_PROMPT_
Say how many lines contain the string "this". Give no other output.

— Begin DATA EXCERPTS —

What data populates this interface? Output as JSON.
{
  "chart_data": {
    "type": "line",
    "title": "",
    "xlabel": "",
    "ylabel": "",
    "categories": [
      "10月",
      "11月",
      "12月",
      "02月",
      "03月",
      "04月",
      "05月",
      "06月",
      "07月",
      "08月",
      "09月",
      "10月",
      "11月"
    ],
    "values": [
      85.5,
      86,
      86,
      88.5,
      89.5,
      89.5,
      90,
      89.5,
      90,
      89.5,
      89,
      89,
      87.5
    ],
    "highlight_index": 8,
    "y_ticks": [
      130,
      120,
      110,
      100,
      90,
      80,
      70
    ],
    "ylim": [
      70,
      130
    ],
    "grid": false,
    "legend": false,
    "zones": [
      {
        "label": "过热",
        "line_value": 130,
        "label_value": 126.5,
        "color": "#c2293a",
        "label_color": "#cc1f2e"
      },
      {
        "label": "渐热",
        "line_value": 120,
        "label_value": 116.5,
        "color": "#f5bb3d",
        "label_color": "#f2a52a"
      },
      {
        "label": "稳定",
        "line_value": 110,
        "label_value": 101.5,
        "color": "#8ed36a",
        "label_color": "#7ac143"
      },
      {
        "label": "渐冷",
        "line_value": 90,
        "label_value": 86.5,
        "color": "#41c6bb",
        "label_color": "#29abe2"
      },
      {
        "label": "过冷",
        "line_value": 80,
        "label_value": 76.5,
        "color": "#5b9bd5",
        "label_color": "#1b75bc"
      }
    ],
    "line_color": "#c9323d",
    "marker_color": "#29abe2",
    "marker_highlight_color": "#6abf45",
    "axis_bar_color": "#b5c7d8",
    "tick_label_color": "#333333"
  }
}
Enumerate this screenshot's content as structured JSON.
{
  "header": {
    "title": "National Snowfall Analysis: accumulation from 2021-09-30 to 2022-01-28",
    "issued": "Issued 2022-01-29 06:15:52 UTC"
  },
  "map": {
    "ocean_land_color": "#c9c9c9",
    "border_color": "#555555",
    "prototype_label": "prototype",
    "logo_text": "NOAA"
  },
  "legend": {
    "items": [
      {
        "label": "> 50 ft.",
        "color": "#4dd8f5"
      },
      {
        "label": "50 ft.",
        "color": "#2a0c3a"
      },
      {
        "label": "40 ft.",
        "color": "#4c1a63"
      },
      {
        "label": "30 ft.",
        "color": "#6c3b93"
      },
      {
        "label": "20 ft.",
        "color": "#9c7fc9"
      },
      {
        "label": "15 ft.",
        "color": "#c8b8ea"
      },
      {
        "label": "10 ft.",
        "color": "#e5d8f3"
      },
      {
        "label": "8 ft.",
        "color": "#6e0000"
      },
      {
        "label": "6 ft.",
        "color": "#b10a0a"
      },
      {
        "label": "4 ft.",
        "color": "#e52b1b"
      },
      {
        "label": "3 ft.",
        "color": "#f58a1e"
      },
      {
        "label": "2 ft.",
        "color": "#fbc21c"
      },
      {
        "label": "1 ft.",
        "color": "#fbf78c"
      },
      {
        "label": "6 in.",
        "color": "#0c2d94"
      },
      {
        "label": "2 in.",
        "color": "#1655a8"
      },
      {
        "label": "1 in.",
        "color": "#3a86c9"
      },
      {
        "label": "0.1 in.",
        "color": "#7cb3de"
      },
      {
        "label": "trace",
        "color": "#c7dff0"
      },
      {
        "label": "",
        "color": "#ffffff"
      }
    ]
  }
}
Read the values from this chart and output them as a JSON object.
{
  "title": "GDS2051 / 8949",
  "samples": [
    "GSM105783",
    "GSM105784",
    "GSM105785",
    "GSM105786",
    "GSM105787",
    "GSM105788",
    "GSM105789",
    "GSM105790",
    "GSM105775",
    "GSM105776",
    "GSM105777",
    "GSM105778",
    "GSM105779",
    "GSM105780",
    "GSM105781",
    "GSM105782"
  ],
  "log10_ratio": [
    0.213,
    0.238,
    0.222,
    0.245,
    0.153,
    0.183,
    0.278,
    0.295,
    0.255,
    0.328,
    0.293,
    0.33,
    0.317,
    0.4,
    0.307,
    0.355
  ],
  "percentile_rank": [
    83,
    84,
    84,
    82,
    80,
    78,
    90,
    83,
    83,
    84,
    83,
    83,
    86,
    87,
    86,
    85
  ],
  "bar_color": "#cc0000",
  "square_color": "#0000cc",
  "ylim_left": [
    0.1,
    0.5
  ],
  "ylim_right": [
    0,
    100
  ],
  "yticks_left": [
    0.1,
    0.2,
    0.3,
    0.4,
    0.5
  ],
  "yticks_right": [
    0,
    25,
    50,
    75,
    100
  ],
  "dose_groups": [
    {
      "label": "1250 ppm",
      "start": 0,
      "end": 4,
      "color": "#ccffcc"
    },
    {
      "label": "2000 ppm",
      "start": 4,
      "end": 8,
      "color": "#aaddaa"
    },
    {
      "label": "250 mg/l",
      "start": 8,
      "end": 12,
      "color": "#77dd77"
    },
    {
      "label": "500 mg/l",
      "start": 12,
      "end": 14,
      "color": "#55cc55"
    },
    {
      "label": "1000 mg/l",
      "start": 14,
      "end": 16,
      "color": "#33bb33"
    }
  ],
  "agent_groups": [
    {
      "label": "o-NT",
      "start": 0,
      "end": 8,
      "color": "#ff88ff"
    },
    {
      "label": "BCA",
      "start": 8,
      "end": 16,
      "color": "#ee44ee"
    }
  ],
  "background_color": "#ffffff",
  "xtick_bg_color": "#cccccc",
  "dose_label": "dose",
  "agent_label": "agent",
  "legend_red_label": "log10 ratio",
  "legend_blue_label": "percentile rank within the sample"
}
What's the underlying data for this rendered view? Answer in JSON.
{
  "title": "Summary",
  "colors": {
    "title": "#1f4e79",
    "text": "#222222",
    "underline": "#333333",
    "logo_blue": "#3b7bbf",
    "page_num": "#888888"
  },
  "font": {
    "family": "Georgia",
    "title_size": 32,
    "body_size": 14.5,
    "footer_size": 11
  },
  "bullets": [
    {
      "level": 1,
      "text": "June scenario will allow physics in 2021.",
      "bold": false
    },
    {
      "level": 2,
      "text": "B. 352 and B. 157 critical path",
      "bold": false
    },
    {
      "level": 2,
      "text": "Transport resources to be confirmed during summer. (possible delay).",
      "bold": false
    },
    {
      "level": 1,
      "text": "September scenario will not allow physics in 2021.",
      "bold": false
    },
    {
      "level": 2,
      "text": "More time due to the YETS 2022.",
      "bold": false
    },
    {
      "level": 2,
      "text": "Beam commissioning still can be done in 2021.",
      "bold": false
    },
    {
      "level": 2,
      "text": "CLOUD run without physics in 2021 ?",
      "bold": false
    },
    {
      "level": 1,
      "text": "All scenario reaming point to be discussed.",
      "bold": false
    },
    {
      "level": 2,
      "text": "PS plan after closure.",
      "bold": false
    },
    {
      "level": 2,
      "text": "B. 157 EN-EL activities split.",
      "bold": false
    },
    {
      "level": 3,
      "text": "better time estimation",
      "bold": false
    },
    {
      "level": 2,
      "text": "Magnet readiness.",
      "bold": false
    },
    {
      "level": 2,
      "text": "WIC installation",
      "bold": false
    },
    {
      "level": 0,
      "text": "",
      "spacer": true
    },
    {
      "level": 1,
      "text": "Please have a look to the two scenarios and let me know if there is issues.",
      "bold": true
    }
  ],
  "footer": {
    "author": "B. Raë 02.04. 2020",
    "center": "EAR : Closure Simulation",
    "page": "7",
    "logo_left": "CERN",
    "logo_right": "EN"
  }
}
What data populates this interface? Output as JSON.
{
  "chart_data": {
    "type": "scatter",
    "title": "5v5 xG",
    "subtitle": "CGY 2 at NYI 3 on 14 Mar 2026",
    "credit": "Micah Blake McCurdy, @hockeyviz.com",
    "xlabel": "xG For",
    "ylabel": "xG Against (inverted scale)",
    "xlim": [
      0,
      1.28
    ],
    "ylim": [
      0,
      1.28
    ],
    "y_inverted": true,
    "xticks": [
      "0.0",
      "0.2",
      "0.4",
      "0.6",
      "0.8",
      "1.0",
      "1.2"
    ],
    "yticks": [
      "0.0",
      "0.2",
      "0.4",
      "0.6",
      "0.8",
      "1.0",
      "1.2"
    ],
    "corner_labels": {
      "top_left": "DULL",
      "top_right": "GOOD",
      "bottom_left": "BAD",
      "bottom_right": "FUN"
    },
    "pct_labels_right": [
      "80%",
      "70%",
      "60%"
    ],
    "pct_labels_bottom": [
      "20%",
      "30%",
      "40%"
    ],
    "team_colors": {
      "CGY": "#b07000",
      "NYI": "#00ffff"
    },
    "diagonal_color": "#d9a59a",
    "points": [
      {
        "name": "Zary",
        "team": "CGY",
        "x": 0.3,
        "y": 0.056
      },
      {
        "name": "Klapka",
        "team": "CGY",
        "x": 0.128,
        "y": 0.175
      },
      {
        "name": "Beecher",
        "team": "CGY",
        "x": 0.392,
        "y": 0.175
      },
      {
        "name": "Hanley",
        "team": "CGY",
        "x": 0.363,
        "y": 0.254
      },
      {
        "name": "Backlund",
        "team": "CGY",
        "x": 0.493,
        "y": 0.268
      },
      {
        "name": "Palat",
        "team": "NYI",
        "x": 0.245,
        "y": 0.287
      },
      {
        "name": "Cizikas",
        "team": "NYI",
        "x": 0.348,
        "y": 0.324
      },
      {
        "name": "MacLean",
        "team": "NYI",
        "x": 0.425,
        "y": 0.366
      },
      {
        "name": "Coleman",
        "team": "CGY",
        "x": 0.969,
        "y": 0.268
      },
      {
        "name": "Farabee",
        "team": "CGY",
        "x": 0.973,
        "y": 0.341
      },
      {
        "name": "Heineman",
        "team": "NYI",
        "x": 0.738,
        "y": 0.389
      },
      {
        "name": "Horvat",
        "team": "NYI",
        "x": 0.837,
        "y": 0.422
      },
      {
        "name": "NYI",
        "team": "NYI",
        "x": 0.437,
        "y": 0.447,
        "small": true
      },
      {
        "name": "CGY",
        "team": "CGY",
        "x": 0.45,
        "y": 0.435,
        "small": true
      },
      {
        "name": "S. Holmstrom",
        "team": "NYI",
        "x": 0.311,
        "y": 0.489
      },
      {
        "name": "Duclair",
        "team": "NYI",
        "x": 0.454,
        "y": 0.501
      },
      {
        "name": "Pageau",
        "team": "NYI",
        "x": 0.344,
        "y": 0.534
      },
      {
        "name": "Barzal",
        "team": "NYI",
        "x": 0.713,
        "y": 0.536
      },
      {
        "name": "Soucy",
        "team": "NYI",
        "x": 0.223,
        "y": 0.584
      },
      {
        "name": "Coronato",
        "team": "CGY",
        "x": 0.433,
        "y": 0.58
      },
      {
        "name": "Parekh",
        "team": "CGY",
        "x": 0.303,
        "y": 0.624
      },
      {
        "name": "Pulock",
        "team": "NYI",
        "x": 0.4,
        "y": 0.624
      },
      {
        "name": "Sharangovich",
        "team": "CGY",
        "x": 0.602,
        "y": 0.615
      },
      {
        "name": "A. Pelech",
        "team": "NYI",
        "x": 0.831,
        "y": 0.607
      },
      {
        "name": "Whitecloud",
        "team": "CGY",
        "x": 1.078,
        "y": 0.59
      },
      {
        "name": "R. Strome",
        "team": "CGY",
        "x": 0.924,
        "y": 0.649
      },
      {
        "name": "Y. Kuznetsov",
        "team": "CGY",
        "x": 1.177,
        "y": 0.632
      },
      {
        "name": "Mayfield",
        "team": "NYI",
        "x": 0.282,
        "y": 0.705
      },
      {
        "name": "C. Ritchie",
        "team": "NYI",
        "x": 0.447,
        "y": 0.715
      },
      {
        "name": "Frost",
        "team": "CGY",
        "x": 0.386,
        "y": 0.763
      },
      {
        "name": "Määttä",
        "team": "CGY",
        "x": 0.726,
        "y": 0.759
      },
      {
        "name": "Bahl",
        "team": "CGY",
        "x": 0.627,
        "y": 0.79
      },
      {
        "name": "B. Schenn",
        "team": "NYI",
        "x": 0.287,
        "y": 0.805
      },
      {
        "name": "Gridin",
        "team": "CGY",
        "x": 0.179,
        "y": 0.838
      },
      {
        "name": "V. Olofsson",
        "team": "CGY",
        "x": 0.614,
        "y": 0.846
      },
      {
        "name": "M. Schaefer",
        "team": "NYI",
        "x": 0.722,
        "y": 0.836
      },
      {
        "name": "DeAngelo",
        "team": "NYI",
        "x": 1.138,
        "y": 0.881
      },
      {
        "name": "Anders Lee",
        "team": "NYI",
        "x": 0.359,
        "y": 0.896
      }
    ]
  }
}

— End DATA EXCERPTS —

_SOLUTION TO THE EXERCISE_
5